DESCRIPTION OF THE TASK: Where the string "donde" occurs in the material below, report the whole line.

--- start THE RECORDS ---

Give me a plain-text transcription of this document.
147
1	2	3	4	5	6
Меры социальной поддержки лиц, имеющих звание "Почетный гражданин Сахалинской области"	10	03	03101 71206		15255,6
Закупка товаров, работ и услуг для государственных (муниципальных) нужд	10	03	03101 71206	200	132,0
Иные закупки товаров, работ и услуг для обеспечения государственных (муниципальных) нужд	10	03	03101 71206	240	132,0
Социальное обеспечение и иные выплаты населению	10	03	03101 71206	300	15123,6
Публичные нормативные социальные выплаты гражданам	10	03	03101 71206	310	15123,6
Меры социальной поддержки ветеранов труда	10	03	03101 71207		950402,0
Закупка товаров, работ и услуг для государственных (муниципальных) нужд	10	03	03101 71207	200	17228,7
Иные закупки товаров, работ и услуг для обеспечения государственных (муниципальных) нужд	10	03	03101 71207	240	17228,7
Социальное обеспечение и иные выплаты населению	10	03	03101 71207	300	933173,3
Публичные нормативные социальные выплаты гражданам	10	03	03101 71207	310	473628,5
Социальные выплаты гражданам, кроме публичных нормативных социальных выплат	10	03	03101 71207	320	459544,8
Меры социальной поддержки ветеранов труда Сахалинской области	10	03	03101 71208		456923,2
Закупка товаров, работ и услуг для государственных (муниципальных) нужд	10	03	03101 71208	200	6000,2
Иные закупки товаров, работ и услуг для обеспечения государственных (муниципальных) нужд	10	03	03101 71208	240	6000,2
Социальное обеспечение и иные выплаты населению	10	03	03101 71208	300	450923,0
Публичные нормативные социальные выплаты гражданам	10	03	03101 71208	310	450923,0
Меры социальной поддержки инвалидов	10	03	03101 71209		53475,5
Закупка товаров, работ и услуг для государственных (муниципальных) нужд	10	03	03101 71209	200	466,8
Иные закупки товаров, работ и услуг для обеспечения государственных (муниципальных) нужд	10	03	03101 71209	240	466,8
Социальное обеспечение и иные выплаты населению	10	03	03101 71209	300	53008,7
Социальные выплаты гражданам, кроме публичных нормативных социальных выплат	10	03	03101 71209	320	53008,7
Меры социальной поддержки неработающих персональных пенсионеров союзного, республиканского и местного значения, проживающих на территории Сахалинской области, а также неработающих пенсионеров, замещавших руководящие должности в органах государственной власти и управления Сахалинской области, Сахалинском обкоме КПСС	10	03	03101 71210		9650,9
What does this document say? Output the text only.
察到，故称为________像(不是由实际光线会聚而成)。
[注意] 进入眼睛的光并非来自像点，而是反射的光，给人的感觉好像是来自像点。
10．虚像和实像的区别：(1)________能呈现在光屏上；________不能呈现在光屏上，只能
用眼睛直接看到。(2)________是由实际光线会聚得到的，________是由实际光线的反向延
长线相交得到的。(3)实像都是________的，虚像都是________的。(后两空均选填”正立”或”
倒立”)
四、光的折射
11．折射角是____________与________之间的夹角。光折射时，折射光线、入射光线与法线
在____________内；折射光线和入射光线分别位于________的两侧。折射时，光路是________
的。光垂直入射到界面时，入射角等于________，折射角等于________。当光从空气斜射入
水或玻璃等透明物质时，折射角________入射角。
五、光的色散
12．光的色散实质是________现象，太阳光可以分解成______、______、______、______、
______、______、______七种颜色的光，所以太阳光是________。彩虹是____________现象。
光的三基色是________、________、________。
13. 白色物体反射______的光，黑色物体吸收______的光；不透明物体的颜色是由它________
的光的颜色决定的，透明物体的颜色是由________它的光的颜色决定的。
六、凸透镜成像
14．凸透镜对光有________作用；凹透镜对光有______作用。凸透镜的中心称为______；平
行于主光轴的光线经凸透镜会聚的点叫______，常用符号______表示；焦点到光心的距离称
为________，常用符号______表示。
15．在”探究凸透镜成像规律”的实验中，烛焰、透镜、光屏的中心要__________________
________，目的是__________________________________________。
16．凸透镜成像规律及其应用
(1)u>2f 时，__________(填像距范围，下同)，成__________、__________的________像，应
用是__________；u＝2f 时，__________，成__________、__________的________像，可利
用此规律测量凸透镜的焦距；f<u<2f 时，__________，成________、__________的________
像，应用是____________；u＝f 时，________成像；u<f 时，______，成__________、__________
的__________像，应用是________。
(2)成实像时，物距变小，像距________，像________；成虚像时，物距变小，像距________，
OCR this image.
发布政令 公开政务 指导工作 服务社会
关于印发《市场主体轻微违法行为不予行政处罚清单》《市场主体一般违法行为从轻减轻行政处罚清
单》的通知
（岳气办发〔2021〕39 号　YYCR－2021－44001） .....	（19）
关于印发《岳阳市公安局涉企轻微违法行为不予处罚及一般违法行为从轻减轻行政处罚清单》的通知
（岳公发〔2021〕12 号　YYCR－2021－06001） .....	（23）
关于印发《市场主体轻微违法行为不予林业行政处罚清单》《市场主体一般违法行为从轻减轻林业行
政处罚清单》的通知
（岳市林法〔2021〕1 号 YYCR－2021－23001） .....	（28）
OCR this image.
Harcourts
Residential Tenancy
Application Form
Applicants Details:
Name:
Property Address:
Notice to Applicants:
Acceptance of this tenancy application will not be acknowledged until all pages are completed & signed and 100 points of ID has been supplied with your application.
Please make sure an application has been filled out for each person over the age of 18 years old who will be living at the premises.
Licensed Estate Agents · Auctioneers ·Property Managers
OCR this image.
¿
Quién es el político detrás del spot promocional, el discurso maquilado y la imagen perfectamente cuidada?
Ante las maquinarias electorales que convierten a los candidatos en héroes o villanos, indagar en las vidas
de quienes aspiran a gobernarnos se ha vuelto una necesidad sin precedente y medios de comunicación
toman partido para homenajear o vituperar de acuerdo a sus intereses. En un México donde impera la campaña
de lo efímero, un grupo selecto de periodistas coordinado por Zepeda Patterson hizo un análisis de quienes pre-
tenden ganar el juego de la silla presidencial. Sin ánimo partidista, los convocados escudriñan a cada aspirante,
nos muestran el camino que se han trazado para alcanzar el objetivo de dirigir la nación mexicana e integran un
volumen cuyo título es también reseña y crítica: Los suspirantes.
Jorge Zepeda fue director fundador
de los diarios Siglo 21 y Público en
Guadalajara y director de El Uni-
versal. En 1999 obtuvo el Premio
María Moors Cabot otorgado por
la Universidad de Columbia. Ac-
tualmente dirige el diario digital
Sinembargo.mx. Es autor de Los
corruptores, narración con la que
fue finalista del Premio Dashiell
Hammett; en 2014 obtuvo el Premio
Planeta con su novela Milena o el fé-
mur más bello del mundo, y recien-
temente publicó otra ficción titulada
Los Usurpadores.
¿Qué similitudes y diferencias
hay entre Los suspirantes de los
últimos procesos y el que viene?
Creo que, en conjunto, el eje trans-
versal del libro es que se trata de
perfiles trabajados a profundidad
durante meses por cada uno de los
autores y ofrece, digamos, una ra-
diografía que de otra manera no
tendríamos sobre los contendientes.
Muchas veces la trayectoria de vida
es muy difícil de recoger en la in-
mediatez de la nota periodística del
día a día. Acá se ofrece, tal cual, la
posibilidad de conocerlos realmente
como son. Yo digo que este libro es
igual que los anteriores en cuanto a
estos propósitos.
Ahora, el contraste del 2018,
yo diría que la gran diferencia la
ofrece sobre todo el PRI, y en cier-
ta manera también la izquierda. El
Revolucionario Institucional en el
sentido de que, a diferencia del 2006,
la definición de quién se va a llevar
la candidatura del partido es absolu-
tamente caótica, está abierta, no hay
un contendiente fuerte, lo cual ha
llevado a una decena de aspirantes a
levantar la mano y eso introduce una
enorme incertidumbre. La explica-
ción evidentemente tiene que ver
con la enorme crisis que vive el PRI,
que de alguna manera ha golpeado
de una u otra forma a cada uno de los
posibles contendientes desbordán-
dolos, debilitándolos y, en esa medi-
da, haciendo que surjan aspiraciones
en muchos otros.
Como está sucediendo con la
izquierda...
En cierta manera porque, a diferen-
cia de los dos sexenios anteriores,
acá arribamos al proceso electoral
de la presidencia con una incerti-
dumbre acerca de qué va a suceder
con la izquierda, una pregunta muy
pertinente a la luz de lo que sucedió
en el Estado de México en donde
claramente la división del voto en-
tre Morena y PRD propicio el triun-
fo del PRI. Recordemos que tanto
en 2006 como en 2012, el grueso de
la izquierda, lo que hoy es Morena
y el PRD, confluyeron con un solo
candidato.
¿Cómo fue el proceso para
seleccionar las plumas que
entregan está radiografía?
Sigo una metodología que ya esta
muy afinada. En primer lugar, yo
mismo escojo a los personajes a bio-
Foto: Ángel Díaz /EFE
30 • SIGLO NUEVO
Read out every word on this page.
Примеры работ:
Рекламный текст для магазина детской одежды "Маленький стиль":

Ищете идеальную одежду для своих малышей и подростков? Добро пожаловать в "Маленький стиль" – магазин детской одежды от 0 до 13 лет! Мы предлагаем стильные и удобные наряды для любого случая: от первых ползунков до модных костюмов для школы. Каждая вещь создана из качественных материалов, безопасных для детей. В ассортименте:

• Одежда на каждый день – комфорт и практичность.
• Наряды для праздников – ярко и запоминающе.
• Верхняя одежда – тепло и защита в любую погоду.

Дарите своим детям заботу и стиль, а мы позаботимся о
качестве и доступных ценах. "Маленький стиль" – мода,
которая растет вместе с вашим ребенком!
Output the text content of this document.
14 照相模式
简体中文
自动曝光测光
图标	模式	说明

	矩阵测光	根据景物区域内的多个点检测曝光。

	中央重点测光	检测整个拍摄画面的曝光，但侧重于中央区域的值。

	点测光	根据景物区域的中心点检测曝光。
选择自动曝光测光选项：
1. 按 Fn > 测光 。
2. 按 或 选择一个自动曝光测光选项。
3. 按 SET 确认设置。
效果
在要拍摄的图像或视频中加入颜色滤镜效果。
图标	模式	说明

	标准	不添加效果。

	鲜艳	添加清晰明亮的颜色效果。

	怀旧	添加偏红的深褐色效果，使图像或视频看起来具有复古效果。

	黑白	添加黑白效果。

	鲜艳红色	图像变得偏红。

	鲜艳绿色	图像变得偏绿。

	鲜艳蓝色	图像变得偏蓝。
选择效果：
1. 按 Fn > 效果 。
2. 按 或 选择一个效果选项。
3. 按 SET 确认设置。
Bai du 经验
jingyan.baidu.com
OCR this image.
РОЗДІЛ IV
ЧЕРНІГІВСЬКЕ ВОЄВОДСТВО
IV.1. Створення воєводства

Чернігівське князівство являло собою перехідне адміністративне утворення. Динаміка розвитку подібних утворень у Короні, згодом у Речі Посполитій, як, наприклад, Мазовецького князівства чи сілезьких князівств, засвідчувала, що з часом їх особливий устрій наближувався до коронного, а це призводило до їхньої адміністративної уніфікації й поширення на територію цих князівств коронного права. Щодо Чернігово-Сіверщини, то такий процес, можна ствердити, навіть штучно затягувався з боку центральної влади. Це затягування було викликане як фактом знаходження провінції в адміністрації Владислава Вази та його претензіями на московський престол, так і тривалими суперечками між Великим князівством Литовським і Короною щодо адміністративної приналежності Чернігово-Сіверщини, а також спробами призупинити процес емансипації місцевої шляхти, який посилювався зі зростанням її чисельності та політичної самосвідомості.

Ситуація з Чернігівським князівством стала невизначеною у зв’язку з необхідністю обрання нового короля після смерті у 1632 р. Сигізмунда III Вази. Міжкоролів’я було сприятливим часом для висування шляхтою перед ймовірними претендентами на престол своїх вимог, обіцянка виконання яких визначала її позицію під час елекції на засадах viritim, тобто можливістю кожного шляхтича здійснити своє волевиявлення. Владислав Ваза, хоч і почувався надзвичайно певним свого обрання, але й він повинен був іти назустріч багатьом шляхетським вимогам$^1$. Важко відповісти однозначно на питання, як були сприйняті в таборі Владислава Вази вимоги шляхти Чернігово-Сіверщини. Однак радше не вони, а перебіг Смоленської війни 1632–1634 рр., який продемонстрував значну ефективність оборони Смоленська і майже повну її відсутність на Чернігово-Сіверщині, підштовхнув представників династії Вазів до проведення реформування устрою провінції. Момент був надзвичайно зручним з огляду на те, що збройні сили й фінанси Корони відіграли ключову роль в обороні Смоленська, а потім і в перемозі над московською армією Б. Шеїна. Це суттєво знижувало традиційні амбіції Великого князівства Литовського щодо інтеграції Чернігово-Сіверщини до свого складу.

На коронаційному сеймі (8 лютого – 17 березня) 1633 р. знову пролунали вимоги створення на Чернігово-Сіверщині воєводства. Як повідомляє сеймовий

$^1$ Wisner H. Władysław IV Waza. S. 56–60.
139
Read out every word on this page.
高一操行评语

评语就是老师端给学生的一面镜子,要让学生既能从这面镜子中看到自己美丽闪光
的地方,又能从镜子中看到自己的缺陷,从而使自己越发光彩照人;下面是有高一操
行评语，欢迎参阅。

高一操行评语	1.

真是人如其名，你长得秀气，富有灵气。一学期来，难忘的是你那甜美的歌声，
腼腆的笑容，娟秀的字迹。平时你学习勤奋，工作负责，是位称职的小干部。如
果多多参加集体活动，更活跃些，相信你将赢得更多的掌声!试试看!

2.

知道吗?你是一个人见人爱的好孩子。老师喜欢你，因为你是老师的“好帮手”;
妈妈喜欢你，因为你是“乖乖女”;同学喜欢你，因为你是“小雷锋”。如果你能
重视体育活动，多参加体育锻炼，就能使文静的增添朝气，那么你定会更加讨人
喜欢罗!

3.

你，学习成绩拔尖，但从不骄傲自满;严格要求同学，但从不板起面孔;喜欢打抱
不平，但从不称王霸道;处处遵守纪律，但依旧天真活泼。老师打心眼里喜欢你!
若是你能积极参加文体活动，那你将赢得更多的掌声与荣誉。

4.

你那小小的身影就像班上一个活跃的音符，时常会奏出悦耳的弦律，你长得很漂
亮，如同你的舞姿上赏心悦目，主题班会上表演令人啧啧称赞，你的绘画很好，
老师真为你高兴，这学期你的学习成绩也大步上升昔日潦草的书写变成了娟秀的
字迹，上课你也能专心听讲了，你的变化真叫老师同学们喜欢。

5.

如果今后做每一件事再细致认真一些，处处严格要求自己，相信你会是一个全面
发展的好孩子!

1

--- end THE RECORDS ---

TASK OUTPUT:
toman partido para homenajear o vituperar de acuerdo a sus intereses. En un México donde impera la campaña
en el Estado de México en donde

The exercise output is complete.